>> begin Working data
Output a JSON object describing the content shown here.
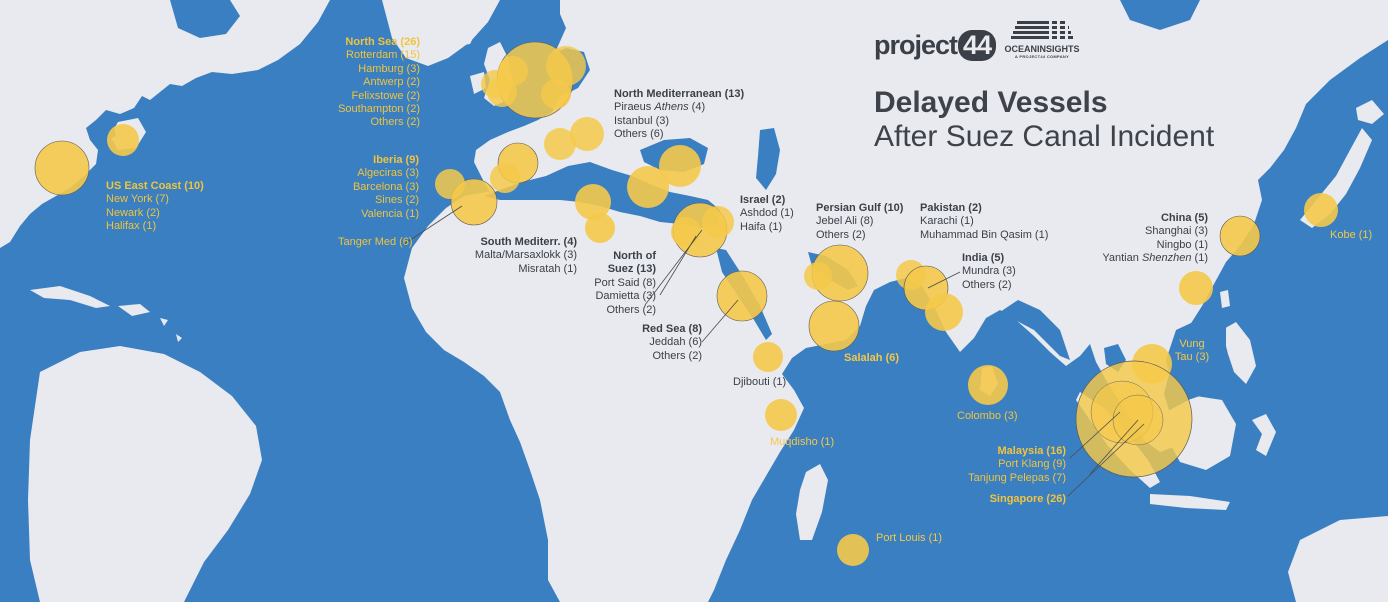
{
  "title": {
    "line1": "Delayed Vessels",
    "line2": "After Suez Canal Incident"
  },
  "logos": {
    "project44": {
      "text": "project",
      "badge": "44"
    },
    "ocean_insights": {
      "name": "OCEANINSIGHTS",
      "tagline": "A PROJECT44 COMPANY"
    }
  },
  "colors": {
    "ocean": "#3a7fc2",
    "land": "#e9eaef",
    "bubble": "#f5c94a",
    "dark_text": "#3a3f48",
    "yellow_text": "#f0c43c"
  },
  "regions": {
    "north_sea": {
      "heading": "North Sea (26)",
      "ports": [
        "Rotterdam (15)",
        "Hamburg (3)",
        "Antwerp (2)",
        "Felixstowe (2)",
        "Southampton (2)",
        "Others (2)"
      ]
    },
    "north_med": {
      "heading": "North Mediterranean (13)",
      "ports": [
        "Piraeus",
        "Istanbul (3)",
        "Others (6)"
      ],
      "piraeus_alias": "Athens",
      "piraeus_count": "(4)"
    },
    "us_east": {
      "heading": "US East Coast (10)",
      "ports": [
        "New York (7)",
        "Newark (2)",
        "Halifax (1)"
      ]
    },
    "iberia": {
      "heading": "Iberia (9)",
      "ports": [
        "Algeciras (3)",
        "Barcelona (3)",
        "Sines (2)",
        "Valencia (1)"
      ]
    },
    "tanger": {
      "heading": "Tanger Med (6)"
    },
    "south_med": {
      "heading": "South Mediterr. (4)",
      "ports": [
        "Malta/Marsaxlokk (3)",
        "Misratah (1)"
      ]
    },
    "israel": {
      "heading": "Israel (2)",
      "ports": [
        "Ashdod (1)",
        "Haifa (1)"
      ]
    },
    "north_suez": {
      "heading_line1": "North of",
      "heading_line2": "Suez (13)",
      "ports": [
        "Port Said (8)",
        "Damietta (3)",
        "Others (2)"
      ]
    },
    "red_sea": {
      "heading": "Red Sea (8)",
      "ports": [
        "Jeddah (6)",
        "Others (2)"
      ]
    },
    "djibouti": {
      "heading": "Djibouti (1)"
    },
    "muqdisho": {
      "heading": "Muqdisho (1)"
    },
    "port_louis": {
      "heading": "Port Louis (1)"
    },
    "persian_gulf": {
      "heading": "Persian Gulf (10)",
      "ports": [
        "Jebel Ali (8)",
        "Others (2)"
      ]
    },
    "salalah": {
      "heading": "Salalah (6)"
    },
    "pakistan": {
      "heading": "Pakistan (2)",
      "ports": [
        "Karachi (1)",
        "Muhammad Bin Qasim (1)"
      ]
    },
    "india": {
      "heading": "India (5)",
      "ports": [
        "Mundra (3)",
        "Others (2)"
      ]
    },
    "colombo": {
      "heading": "Colombo (3)"
    },
    "china": {
      "heading": "China (5)",
      "ports": [
        "Shanghai (3)",
        "Ningbo (1)"
      ],
      "yantian": "Yantian",
      "yantian_alias": "Shenzhen",
      "yantian_count": "(1)"
    },
    "kobe": {
      "heading": "Kobe (1)"
    },
    "vung_tau": {
      "line1": "Vung",
      "line2": "Tau (3)"
    },
    "malaysia": {
      "heading": "Malaysia (16)",
      "ports": [
        "Port Klang (9)",
        "Tanjung Pelepas (7)"
      ]
    },
    "singapore": {
      "heading": "Singapore (26)"
    }
  }
}
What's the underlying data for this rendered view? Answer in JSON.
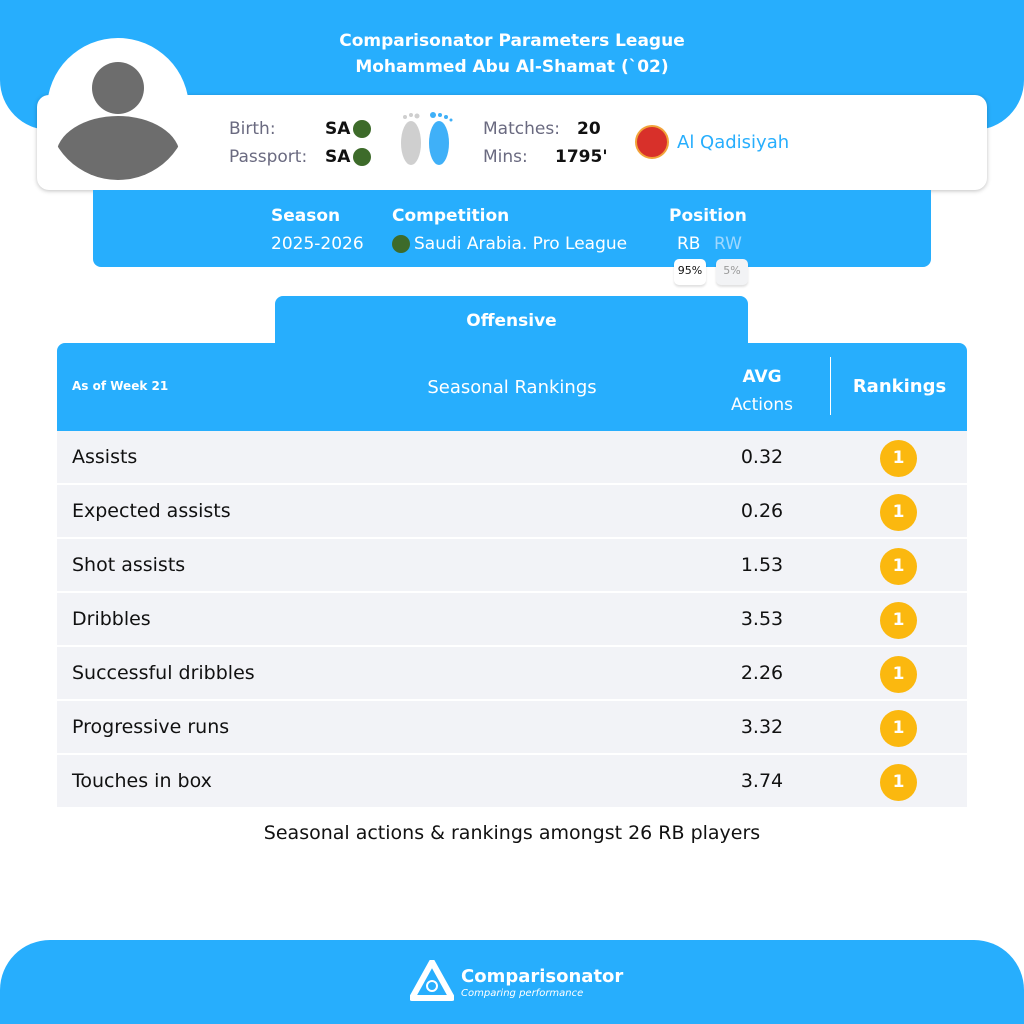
>> end Working data
Return the records exactly. Don't carry the pictures over.

*Expected output*.
Output a JSON object describing the content shown here.
{
  "title": {
    "line1": "Delayed Vessels",
    "line2": "After Suez Canal Incident"
  },
  "logos": {
    "project44": {
      "text": "project",
      "badge": "44"
    },
    "ocean_insights": {
      "name": "OCEANINSIGHTS",
      "tagline": "A PROJECT44 COMPANY"
    }
  },
  "colors": {
    "ocean": "#3a7fc2",
    "land": "#e9eaef",
    "bubble": "#f5c94a",
    "dark_text": "#3a3f48",
    "yellow_text": "#f0c43c"
  },
  "regions": {
    "north_sea": {
      "heading": "North Sea (26)",
      "ports": [
        "Rotterdam (15)",
        "Hamburg (3)",
        "Antwerp (2)",
        "Felixstowe (2)",
        "Southampton (2)",
        "Others (2)"
      ]
    },
    "north_med": {
      "heading": "North Mediterranean (13)",
      "ports": [
        "Piraeus",
        "Istanbul (3)",
        "Others (6)"
      ],
      "piraeus_alias": "Athens",
      "piraeus_count": "(4)"
    },
    "us_east": {
      "heading": "US East Coast (10)",
      "ports": [
        "New York (7)",
        "Newark (2)",
        "Halifax (1)"
      ]
    },
    "iberia": {
      "heading": "Iberia (9)",
      "ports": [
        "Algeciras (3)",
        "Barcelona (3)",
        "Sines (2)",
        "Valencia (1)"
      ]
    },
    "tanger": {
      "heading": "Tanger Med (6)"
    },
    "south_med": {
      "heading": "South Mediterr. (4)",
      "ports": [
        "Malta/Marsaxlokk (3)",
        "Misratah (1)"
      ]
    },
    "israel": {
      "heading": "Israel (2)",
      "ports": [
        "Ashdod (1)",
        "Haifa (1)"
      ]
    },
    "north_suez": {
      "heading_line1": "North of",
      "heading_line2": "Suez (13)",
      "ports": [
        "Port Said (8)",
        "Damietta (3)",
        "Others (2)"
      ]
    },
    "red_sea": {
      "heading": "Red Sea (8)",
      "ports": [
        "Jeddah (6)",
        "Others (2)"
      ]
    },
    "djibouti": {
      "heading": "Djibouti (1)"
    },
    "muqdisho": {
      "heading": "Muqdisho (1)"
    },
    "port_louis": {
      "heading": "Port Louis (1)"
    },
    "persian_gulf": {
      "heading": "Persian Gulf (10)",
      "ports": [
        "Jebel Ali (8)",
        "Others (2)"
      ]
    },
    "salalah": {
      "heading": "Salalah (6)"
    },
    "pakistan": {
      "heading": "Pakistan (2)",
      "ports": [
        "Karachi (1)",
        "Muhammad Bin Qasim (1)"
      ]
    },
    "india": {
      "heading": "India (5)",
      "ports": [
        "Mundra (3)",
        "Others (2)"
      ]
    },
    "colombo": {
      "heading": "Colombo (3)"
    },
    "china": {
      "heading": "China (5)",
      "ports": [
        "Shanghai (3)",
        "Ningbo (1)"
      ],
      "yantian": "Yantian",
      "yantian_alias": "Shenzhen",
      "yantian_count": "(1)"
    },
    "kobe": {
      "heading": "Kobe (1)"
    },
    "vung_tau": {
      "line1": "Vung",
      "line2": "Tau (3)"
    },
    "malaysia": {
      "heading": "Malaysia (16)",
      "ports": [
        "Port Klang (9)",
        "Tanjung Pelepas (7)"
      ]
    },
    "singapore": {
      "heading": "Singapore (26)"
    }
  }
}
What's the underlying data for this rendered view? Answer in JSON.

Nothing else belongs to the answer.